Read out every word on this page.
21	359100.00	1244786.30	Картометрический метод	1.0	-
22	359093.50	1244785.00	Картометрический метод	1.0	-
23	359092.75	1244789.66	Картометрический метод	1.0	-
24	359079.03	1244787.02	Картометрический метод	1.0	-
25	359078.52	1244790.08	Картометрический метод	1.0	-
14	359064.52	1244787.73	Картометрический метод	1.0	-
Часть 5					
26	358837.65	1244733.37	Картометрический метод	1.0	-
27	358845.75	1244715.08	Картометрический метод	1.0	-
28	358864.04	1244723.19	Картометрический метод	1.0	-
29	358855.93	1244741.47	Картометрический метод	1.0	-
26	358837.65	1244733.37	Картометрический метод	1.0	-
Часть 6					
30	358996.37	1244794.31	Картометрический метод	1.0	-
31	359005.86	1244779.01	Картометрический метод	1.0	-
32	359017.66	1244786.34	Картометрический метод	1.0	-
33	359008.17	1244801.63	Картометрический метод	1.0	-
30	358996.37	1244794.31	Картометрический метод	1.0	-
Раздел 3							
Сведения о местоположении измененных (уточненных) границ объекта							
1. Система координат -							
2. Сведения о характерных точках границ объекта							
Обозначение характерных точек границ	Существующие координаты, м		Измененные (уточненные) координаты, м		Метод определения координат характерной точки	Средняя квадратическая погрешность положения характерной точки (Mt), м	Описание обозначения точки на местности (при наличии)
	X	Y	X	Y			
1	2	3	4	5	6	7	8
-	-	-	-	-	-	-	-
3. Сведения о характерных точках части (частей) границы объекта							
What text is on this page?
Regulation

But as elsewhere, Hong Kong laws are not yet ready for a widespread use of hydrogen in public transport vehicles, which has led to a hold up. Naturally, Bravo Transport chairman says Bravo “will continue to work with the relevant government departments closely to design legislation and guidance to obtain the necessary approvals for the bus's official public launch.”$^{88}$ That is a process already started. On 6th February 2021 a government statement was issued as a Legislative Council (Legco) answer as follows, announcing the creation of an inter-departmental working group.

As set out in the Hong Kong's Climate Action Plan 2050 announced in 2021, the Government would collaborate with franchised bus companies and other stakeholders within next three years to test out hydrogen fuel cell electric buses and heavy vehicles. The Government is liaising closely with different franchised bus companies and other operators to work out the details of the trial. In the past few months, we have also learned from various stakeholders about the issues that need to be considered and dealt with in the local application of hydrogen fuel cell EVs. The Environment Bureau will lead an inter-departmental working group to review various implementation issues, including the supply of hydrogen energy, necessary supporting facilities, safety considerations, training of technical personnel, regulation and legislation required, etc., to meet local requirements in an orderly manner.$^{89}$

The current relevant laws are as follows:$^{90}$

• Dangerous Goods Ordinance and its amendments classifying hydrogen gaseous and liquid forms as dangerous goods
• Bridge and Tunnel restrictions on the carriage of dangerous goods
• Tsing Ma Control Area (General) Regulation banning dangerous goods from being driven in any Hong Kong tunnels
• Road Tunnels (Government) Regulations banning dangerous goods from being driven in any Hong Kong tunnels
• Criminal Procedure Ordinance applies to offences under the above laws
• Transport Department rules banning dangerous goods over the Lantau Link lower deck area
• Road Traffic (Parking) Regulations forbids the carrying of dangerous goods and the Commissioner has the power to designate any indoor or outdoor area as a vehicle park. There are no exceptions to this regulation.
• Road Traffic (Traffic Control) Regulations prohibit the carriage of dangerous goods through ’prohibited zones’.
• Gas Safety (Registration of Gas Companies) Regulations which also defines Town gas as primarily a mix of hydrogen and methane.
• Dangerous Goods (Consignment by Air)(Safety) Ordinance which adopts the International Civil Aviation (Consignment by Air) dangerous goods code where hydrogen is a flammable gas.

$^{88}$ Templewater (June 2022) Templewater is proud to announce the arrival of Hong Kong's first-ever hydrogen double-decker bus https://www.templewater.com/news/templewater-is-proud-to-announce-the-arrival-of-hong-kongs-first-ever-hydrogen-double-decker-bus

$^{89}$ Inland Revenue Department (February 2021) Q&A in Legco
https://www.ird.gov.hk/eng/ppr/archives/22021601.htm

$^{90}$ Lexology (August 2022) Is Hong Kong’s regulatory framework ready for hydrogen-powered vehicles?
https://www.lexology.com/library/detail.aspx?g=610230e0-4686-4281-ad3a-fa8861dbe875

________________________

Task brief ->
Search the data above for lines holding "Traffic" and copy each of them.

Output of the exercise ->
• Road Traffic (Parking) Regulations forbids the carrying of dangerous goods and the Commissioner has the power to designate any indoor or outdoor area as a vehicle park. There are no exceptions to this regulation.
• Road Traffic (Traffic Control) Regulations prohibit the carriage of dangerous goods through ’prohibited zones’.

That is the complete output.